§ **DATA SHOWN**:
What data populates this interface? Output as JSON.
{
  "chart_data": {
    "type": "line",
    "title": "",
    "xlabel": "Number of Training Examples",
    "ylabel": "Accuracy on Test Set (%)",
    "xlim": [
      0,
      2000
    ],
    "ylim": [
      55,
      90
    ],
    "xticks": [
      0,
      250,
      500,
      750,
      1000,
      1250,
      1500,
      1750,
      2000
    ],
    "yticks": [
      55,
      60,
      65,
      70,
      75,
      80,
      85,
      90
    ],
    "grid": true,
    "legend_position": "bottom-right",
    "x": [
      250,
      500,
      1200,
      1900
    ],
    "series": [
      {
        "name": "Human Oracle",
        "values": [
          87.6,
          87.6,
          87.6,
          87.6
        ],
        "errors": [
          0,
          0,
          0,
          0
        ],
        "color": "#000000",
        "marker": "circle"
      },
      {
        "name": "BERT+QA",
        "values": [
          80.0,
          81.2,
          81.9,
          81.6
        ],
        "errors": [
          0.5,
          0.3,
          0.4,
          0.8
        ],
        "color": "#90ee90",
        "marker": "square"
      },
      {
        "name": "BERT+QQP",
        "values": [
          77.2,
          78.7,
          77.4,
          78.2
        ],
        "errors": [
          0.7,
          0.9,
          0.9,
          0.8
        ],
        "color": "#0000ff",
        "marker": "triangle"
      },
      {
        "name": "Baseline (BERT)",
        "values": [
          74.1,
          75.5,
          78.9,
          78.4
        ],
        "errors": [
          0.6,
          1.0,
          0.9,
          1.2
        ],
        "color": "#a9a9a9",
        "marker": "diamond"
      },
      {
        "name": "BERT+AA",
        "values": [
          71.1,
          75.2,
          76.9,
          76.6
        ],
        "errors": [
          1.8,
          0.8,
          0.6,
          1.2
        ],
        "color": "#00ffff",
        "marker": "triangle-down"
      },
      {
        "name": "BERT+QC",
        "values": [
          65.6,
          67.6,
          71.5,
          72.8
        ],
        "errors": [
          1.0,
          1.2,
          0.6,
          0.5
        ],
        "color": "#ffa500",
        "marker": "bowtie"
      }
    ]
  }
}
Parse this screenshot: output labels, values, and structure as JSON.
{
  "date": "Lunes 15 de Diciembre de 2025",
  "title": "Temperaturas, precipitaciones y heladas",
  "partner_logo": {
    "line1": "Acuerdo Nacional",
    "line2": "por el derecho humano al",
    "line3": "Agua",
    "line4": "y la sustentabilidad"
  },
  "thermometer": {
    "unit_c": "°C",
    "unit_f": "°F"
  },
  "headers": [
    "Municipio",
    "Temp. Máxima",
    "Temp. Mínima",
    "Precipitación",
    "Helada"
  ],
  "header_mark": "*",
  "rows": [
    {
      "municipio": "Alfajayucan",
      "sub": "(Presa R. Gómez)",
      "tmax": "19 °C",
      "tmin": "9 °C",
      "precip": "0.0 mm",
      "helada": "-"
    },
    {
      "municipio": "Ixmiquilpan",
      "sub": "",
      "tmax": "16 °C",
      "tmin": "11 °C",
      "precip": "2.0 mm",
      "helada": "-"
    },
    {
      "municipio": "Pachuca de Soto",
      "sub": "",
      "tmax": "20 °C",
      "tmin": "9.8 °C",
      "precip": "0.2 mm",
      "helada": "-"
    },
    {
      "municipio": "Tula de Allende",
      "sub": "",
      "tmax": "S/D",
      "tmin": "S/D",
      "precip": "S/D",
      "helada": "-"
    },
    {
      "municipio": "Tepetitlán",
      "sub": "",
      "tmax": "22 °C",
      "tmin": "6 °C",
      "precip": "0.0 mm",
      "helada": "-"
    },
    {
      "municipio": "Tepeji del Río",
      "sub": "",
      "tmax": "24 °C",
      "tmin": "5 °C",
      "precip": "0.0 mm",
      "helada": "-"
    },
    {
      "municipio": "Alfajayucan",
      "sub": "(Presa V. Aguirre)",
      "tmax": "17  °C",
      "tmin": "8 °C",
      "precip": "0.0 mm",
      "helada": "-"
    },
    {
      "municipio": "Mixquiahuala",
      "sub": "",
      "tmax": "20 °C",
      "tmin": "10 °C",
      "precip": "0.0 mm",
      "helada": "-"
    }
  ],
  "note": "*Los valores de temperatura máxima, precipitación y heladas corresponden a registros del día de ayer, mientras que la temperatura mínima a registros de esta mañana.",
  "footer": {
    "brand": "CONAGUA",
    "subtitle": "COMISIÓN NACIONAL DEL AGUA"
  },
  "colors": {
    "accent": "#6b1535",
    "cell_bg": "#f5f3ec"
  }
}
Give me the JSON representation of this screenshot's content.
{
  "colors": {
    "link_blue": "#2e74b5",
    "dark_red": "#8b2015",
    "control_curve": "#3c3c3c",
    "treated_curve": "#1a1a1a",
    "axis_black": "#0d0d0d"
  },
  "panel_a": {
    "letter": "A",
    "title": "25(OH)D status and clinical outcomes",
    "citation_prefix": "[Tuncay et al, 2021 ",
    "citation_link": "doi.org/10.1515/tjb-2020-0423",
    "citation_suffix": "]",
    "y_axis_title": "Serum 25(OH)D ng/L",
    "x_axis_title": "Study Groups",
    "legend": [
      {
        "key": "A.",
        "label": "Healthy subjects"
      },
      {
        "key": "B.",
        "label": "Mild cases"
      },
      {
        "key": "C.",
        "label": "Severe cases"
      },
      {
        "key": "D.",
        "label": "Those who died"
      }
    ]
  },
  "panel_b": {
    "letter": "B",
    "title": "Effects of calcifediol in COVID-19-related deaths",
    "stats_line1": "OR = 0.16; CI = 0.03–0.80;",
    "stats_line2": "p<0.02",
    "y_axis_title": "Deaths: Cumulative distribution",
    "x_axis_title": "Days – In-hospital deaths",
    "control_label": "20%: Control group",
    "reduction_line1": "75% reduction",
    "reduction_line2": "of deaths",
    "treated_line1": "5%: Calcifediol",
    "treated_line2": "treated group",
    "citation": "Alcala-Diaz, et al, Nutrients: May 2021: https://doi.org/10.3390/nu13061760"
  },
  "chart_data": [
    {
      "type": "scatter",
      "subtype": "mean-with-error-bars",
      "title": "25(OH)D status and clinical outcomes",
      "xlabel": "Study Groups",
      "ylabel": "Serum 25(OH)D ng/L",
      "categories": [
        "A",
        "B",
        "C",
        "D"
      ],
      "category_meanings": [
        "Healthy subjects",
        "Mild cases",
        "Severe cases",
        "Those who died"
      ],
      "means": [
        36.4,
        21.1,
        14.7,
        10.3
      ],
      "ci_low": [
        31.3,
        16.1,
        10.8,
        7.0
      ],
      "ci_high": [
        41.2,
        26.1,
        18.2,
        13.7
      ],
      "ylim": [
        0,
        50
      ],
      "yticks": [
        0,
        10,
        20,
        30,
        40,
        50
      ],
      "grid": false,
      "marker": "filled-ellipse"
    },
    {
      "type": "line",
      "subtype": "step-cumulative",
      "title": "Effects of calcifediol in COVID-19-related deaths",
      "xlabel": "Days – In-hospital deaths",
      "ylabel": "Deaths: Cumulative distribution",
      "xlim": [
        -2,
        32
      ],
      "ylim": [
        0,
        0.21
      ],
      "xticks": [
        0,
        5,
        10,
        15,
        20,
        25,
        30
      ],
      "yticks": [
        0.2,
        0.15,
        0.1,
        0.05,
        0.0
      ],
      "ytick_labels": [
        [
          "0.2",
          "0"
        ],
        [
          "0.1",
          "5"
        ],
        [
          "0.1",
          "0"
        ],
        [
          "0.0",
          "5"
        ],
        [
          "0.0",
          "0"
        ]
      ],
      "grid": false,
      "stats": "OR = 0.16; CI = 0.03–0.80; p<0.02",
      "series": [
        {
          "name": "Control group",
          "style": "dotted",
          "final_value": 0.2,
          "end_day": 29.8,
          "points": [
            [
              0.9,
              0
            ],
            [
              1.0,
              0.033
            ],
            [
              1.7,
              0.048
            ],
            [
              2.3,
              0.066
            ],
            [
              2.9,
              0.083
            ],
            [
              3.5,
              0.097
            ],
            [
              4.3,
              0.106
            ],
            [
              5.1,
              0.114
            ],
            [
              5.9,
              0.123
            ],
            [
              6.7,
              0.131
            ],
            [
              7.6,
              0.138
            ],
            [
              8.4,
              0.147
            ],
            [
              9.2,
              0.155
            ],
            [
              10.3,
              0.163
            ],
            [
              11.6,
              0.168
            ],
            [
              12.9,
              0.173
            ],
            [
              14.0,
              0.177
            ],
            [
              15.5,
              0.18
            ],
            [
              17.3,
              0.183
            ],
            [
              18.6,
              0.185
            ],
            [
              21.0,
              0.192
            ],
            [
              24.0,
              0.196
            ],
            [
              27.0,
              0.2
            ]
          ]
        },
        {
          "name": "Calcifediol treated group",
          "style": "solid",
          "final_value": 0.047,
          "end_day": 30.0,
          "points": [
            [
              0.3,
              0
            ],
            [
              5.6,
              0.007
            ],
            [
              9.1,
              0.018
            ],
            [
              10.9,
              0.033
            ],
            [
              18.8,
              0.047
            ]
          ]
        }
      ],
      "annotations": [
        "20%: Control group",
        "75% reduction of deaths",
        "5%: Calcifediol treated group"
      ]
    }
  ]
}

§ **GIVEN EXERCISE**: Write the number of lines containing the word "Days" and nothing besides it.

§ **RESULT OF THE TASK**: 2